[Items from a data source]
• • • •

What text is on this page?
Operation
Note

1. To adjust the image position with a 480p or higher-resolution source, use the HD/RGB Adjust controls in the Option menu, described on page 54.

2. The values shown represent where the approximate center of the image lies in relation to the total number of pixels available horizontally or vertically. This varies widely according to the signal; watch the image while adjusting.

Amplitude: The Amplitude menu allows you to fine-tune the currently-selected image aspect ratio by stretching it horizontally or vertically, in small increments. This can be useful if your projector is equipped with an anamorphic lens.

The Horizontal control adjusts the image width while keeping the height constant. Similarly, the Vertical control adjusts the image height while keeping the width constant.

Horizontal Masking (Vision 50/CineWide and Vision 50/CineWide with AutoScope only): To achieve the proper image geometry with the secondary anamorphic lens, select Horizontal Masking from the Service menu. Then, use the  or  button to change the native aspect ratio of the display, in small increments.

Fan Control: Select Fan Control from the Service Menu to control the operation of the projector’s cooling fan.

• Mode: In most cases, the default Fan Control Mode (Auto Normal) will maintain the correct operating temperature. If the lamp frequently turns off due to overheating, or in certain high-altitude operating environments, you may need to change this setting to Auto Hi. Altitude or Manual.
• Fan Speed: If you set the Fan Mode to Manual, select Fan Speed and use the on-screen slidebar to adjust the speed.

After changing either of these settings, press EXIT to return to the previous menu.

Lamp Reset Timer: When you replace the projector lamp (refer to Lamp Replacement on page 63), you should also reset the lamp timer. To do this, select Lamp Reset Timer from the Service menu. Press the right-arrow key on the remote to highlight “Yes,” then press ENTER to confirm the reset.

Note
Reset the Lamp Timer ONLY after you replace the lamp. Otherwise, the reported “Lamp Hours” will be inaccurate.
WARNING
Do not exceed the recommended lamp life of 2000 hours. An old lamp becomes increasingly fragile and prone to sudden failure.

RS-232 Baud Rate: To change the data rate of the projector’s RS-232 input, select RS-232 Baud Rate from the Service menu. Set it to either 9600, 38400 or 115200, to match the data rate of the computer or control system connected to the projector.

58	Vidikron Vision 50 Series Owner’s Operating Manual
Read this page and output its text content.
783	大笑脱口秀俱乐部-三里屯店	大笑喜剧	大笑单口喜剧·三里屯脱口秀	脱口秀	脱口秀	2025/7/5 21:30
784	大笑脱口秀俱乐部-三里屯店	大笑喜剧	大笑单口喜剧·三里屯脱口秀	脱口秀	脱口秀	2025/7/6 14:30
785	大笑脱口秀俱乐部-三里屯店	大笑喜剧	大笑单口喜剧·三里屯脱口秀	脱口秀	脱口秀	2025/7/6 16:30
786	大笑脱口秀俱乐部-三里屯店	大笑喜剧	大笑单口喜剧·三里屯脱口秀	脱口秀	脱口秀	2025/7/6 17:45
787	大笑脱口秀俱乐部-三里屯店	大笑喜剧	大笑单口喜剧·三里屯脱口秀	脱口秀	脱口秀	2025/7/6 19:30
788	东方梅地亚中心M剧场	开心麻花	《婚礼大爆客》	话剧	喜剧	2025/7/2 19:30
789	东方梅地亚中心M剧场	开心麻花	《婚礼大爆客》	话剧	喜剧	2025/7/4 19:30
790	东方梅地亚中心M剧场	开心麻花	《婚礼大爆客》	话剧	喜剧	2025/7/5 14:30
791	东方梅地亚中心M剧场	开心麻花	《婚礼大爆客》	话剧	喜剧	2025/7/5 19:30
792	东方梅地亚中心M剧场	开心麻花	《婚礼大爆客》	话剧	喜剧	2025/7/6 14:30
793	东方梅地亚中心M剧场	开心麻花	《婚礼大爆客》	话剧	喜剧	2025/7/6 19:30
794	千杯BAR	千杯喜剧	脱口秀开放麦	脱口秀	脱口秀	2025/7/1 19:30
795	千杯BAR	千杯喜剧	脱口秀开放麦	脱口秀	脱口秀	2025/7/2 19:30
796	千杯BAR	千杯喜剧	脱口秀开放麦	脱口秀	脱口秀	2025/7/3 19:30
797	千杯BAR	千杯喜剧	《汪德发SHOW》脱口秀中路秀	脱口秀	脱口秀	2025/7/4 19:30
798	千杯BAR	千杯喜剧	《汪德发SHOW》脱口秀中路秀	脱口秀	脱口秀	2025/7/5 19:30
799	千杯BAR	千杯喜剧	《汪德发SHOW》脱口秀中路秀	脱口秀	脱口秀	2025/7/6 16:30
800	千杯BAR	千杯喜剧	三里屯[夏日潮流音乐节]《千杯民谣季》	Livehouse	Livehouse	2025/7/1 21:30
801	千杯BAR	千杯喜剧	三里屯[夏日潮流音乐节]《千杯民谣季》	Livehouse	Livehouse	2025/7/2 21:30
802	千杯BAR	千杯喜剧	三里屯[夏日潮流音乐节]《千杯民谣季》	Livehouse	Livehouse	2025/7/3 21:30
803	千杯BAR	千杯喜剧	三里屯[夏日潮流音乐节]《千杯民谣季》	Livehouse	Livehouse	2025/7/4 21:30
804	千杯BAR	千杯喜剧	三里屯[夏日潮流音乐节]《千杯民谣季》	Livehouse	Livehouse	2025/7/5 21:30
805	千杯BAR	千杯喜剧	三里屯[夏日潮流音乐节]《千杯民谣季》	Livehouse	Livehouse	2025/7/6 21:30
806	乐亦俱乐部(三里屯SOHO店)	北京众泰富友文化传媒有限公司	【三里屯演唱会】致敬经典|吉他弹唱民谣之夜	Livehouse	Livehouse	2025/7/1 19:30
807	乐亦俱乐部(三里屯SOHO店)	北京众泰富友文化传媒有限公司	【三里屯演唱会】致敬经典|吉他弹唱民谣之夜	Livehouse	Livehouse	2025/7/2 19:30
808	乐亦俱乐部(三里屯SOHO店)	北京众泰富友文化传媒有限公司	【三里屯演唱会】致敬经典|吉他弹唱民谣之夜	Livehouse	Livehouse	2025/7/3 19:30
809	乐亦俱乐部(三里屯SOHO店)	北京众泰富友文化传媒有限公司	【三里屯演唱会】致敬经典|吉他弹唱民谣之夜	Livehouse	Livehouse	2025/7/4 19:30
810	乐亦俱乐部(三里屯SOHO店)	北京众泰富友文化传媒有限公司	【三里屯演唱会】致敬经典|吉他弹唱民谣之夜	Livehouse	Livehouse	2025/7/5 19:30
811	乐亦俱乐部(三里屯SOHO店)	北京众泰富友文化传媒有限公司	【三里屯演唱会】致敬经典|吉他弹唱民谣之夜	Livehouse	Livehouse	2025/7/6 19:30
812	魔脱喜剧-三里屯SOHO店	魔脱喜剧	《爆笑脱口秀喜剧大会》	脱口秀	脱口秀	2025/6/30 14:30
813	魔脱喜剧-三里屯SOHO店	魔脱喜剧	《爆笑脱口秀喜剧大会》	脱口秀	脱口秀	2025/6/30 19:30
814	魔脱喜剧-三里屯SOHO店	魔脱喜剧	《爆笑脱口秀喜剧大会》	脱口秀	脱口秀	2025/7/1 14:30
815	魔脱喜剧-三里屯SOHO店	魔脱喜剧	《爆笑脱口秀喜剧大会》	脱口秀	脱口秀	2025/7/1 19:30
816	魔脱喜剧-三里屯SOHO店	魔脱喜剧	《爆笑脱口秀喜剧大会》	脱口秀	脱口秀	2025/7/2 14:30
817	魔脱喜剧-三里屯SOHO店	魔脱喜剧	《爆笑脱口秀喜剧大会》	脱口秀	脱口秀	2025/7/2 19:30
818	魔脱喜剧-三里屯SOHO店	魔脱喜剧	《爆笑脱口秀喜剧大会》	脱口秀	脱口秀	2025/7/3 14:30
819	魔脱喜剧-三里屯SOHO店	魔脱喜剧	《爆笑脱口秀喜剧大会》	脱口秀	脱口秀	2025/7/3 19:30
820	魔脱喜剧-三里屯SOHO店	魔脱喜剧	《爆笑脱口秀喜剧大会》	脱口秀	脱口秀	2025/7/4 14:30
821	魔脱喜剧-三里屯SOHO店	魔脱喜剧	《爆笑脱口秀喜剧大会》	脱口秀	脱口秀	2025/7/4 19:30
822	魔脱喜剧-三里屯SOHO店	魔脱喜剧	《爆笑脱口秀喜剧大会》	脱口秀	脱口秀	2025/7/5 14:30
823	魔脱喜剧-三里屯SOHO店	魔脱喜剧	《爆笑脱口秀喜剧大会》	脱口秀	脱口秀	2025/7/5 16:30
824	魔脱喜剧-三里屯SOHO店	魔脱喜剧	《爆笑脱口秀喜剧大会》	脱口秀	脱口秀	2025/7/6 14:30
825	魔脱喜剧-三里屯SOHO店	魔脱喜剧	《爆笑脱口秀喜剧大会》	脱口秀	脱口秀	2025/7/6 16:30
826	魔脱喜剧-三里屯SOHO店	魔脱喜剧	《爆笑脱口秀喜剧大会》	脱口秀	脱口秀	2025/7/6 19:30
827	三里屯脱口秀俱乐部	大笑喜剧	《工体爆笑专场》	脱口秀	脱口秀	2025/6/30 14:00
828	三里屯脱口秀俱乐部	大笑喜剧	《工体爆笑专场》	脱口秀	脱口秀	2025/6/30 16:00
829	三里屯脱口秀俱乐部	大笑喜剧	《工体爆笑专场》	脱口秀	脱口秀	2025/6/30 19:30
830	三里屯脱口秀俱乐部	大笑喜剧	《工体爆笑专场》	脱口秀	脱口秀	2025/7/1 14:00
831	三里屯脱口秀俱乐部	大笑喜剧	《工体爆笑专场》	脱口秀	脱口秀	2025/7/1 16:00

• • • •

Locate all lines that include the word "三里屯店" and copy them out.

== TASK RESULT ==
783	大笑脱口秀俱乐部-三里屯店	大笑喜剧	大笑单口喜剧·三里屯脱口秀	脱口秀	脱口秀	2025/7/5 21:30
784	大笑脱口秀俱乐部-三里屯店	大笑喜剧	大笑单口喜剧·三里屯脱口秀	脱口秀	脱口秀	2025/7/6 14:30
785	大笑脱口秀俱乐部-三里屯店	大笑喜剧	大笑单口喜剧·三里屯脱口秀	脱口秀	脱口秀	2025/7/6 16:30
786	大笑脱口秀俱乐部-三里屯店	大笑喜剧	大笑单口喜剧·三里屯脱口秀	脱口秀	脱口秀	2025/7/6 17:45
787	大笑脱口秀俱乐部-三里屯店	大笑喜剧	大笑单口喜剧·三里屯脱口秀	脱口秀	脱口秀	2025/7/6 19:30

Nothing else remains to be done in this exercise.